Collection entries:
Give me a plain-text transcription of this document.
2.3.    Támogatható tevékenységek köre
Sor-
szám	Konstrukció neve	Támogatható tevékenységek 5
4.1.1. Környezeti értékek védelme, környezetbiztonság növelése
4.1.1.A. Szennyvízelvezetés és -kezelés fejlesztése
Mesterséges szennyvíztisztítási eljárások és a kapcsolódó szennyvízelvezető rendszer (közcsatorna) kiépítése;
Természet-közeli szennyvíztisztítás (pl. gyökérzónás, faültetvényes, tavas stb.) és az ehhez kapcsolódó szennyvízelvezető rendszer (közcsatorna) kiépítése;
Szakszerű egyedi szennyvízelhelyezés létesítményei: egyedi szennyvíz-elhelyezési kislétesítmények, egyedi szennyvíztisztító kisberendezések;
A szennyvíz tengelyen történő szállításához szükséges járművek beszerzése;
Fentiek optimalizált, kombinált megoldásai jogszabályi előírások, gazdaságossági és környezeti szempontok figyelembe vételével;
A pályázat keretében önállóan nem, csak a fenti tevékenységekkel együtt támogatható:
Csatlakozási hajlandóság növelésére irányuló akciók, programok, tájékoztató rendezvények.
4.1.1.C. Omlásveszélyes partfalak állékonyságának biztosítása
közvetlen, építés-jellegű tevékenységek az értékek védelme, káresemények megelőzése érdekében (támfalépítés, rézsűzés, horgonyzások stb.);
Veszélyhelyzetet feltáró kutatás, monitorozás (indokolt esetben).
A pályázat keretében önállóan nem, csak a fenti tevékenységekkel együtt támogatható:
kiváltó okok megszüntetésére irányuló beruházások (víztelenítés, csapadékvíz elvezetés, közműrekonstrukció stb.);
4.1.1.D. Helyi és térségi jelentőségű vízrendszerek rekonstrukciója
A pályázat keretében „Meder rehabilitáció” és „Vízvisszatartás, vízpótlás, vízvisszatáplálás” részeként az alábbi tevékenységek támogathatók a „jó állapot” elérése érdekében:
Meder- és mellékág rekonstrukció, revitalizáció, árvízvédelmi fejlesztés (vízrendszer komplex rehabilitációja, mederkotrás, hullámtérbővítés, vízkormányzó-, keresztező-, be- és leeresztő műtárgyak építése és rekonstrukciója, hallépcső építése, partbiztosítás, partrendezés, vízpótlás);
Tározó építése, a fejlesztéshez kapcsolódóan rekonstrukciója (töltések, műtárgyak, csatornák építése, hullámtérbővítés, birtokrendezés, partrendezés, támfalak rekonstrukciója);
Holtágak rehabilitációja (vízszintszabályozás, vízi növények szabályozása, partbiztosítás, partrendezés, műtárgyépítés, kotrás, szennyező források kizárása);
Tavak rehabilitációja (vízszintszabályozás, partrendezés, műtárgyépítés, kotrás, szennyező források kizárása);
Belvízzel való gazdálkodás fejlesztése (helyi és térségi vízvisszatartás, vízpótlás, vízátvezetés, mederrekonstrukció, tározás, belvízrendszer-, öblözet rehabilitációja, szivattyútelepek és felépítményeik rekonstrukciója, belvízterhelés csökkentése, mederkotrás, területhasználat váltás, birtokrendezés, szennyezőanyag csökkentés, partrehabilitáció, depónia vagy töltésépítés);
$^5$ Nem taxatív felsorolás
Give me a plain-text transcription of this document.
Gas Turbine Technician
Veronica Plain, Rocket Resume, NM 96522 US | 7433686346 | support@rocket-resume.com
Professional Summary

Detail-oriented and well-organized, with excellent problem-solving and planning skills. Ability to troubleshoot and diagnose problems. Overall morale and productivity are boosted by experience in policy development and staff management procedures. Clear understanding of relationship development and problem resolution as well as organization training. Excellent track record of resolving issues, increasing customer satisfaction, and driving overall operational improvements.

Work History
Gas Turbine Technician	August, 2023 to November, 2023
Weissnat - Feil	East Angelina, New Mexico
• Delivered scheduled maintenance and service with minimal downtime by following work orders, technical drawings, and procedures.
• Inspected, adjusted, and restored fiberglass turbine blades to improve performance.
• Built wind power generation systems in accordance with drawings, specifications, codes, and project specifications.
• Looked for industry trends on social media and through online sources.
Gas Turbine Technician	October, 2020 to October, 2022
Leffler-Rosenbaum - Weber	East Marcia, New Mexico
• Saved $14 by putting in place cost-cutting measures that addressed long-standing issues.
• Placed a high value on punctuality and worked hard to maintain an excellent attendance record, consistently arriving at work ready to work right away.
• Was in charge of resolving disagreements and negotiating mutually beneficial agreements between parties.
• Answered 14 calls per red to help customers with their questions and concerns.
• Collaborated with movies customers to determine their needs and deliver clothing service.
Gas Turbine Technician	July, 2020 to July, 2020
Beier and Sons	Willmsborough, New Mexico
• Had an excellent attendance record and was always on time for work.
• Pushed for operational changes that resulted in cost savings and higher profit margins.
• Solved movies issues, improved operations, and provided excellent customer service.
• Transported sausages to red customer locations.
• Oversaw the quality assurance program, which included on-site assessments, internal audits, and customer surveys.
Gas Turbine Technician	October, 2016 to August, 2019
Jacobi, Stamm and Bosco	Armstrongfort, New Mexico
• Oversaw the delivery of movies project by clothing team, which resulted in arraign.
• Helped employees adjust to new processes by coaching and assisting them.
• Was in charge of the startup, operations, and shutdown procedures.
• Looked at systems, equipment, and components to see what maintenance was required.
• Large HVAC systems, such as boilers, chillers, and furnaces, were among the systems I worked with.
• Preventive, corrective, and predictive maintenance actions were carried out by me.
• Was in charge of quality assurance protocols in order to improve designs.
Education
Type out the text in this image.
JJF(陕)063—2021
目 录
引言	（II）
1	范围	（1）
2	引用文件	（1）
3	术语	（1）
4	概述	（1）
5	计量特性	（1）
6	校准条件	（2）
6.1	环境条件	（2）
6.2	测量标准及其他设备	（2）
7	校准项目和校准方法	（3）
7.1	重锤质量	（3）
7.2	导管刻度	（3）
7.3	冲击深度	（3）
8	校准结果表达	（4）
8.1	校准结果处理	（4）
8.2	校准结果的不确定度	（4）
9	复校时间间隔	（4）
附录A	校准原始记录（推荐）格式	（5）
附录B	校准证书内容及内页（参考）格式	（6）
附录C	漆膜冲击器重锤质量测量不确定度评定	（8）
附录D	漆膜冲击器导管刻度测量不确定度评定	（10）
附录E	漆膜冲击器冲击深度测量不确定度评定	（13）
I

• _Task to complete_: Filter out every line that lacks the word "East", and copy the rest.

• _Solution for this exercise_:
Weissnat - Feil	East Angelina, New Mexico
Leffler-Rosenbaum - Weber	East Marcia, New Mexico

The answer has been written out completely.